◆ YOUR GOAL ◆
Go through the data and copy every line exactly, but not the images.

[Stored records]
-- Begin --

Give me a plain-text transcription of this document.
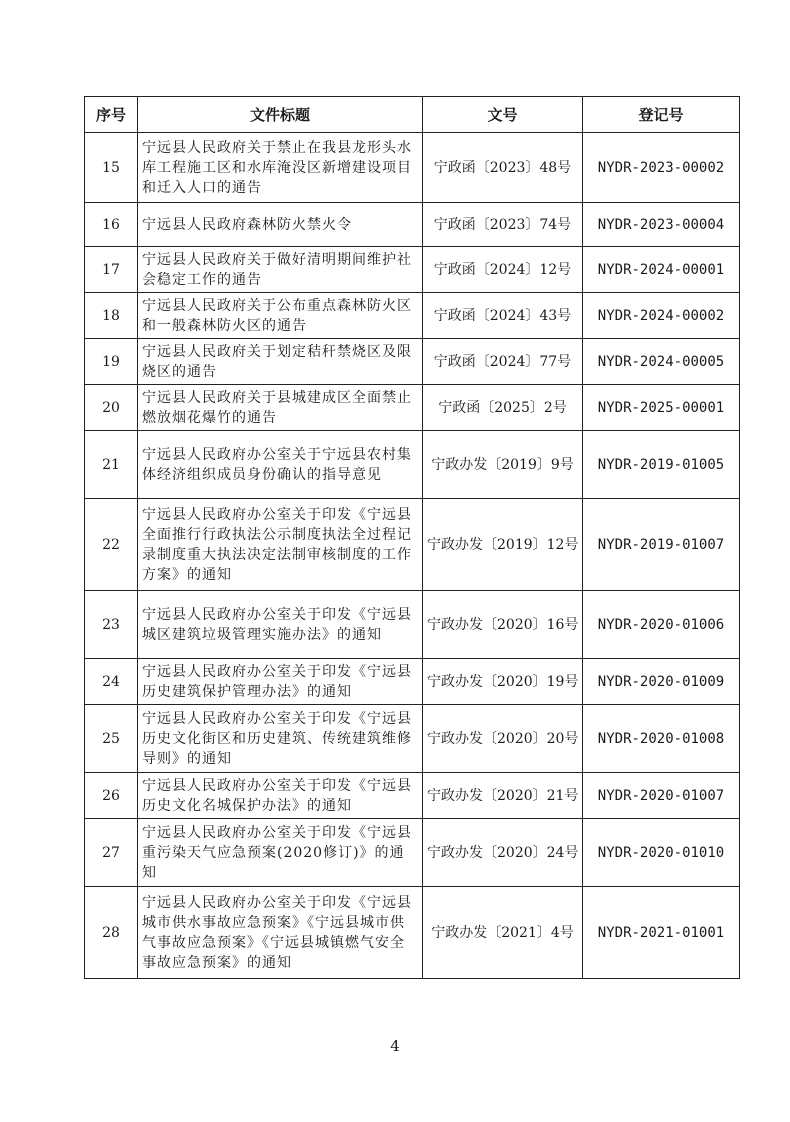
序号	文件标题	文号	登记号
15	宁远县人民政府关于禁止在我县龙形头水库工程施工区和水库淹没区新增建设项目和迁入人口的通告	宁政函〔2023〕48号	NYDR-2023-00002
16	宁远县人民政府森林防火禁火令	宁政函〔2023〕74号	NYDR-2023-00004
17	宁远县人民政府关于做好清明期间维护社会稳定工作的通告	宁政函〔2024〕12号	NYDR-2024-00001
18	宁远县人民政府关于公布重点森林防火区和一般森林防火区的通告	宁政函〔2024〕43号	NYDR-2024-00002
19	宁远县人民政府关于划定秸秆禁烧区及限烧区的通告	宁政函〔2024〕77号	NYDR-2024-00005
20	宁远县人民政府关于县城建成区全面禁止燃放烟花爆竹的通告	宁政函〔2025〕2号	NYDR-2025-00001
21	宁远县人民政府办公室关于宁远县农村集体经济组织成员身份确认的指导意见	宁政办发〔2019〕9号	NYDR-2019-01005
22	宁远县人民政府办公室关于印发《宁远县全面推行行政执法公示制度执法全过程记录制度重大执法决定法制审核制度的工作方案》的通知	宁政办发〔2019〕12号	NYDR-2019-01007
23	宁远县人民政府办公室关于印发《宁远县城区建筑垃圾管理实施办法》的通知	宁政办发〔2020〕16号	NYDR-2020-01006
24	宁远县人民政府办公室关于印发《宁远县历史建筑保护管理办法》的通知	宁政办发〔2020〕19号	NYDR-2020-01009
25	宁远县人民政府办公室关于印发《宁远县历史文化街区和历史建筑、传统建筑维修导则》的通知	宁政办发〔2020〕20号	NYDR-2020-01008
26	宁远县人民政府办公室关于印发《宁远县历史文化名城保护办法》的通知	宁政办发〔2020〕21号	NYDR-2020-01007
27	宁远县人民政府办公室关于印发《宁远县重污染天气应急预案(2020修订)》的通知	宁政办发〔2020〕24号	NYDR-2020-01010
28	宁远县人民政府办公室关于印发《宁远县城市供水事故应急预案》《宁远县城市供气事故应急预案》《宁远县城镇燃气安全事故应急预案》的通知	宁政办发〔2021〕4号	NYDR-2021-01001
4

-- End --

◆ TASK RESPONSE ◆
Give me a plain-text transcription of this document.
序号	文件标题	文号	登记号
15	宁远县人民政府关于禁止在我县龙形头水库工程施工区和水库淹没区新增建设项目和迁入人口的通告	宁政函〔2023〕48号	NYDR-2023-00002
16	宁远县人民政府森林防火禁火令	宁政函〔2023〕74号	NYDR-2023-00004
17	宁远县人民政府关于做好清明期间维护社会稳定工作的通告	宁政函〔2024〕12号	NYDR-2024-00001
18	宁远县人民政府关于公布重点森林防火区和一般森林防火区的通告	宁政函〔2024〕43号	NYDR-2024-00002
19	宁远县人民政府关于划定秸秆禁烧区及限烧区的通告	宁政函〔2024〕77号	NYDR-2024-00005
20	宁远县人民政府关于县城建成区全面禁止燃放烟花爆竹的通告	宁政函〔2025〕2号	NYDR-2025-00001
21	宁远县人民政府办公室关于宁远县农村集体经济组织成员身份确认的指导意见	宁政办发〔2019〕9号	NYDR-2019-01005
22	宁远县人民政府办公室关于印发《宁远县全面推行行政执法公示制度执法全过程记录制度重大执法决定法制审核制度的工作方案》的通知	宁政办发〔2019〕12号	NYDR-2019-01007
23	宁远县人民政府办公室关于印发《宁远县城区建筑垃圾管理实施办法》的通知	宁政办发〔2020〕16号	NYDR-2020-01006
24	宁远县人民政府办公室关于印发《宁远县历史建筑保护管理办法》的通知	宁政办发〔2020〕19号	NYDR-2020-01009
25	宁远县人民政府办公室关于印发《宁远县历史文化街区和历史建筑、传统建筑维修导则》的通知	宁政办发〔2020〕20号	NYDR-2020-01008
26	宁远县人民政府办公室关于印发《宁远县历史文化名城保护办法》的通知	宁政办发〔2020〕21号	NYDR-2020-01007
27	宁远县人民政府办公室关于印发《宁远县重污染天气应急预案(2020修订)》的通知	宁政办发〔2020〕24号	NYDR-2020-01010
28	宁远县人民政府办公室关于印发《宁远县城市供水事故应急预案》《宁远县城市供气事故应急预案》《宁远县城镇燃气安全事故应急预案》的通知	宁政办发〔2021〕4号	NYDR-2021-01001
4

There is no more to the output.